>> begin Provided records

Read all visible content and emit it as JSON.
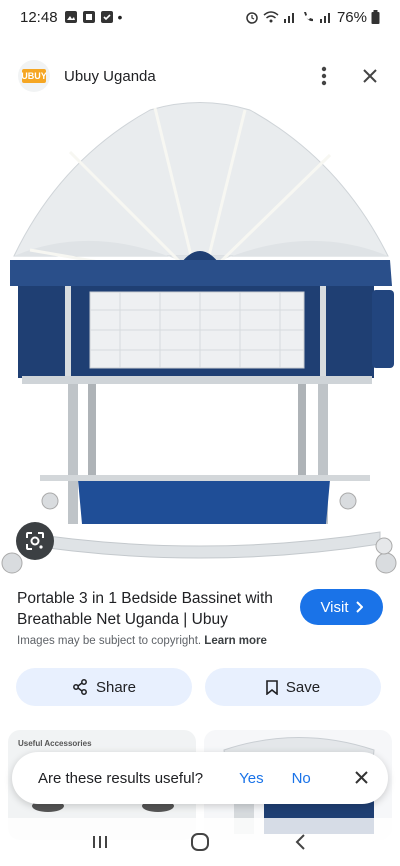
{
  "status_bar": {
    "time": "12:48",
    "battery": "76%"
  },
  "header": {
    "favicon_text": "UBUY",
    "site_name": "Ubuy Uganda"
  },
  "result": {
    "title": "Portable 3 in 1 Bedside Bassinet with Breathable Net Uganda | Ubuy",
    "visit_label": "Visit",
    "copyright_text": "Images may be subject to copyright.",
    "learn_more": "Learn more",
    "share_label": "Share",
    "save_label": "Save"
  },
  "related": {
    "first_label": "Useful Accessories"
  },
  "feedback": {
    "question": "Are these results useful?",
    "yes": "Yes",
    "no": "No"
  },
  "colors": {
    "accent": "#1a73e8",
    "chip_bg": "#e8f0fe",
    "bassinet_blue": "#1f3f73"
  }
}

>> end Provided records

What needs to be done: All the lines above are to be given again exactly as they read, with the pictures removed.

Full output:
Read all visible content and emit it as JSON.
{
  "status_bar": {
    "time": "12:48",
    "battery": "76%"
  },
  "header": {
    "favicon_text": "UBUY",
    "site_name": "Ubuy Uganda"
  },
  "result": {
    "title": "Portable 3 in 1 Bedside Bassinet with Breathable Net Uganda | Ubuy",
    "visit_label": "Visit",
    "copyright_text": "Images may be subject to copyright.",
    "learn_more": "Learn more",
    "share_label": "Share",
    "save_label": "Save"
  },
  "related": {
    "first_label": "Useful Accessories"
  },
  "feedback": {
    "question": "Are these results useful?",
    "yes": "Yes",
    "no": "No"
  },
  "colors": {
    "accent": "#1a73e8",
    "chip_bg": "#e8f0fe",
    "bassinet_blue": "#1f3f73"
  }
}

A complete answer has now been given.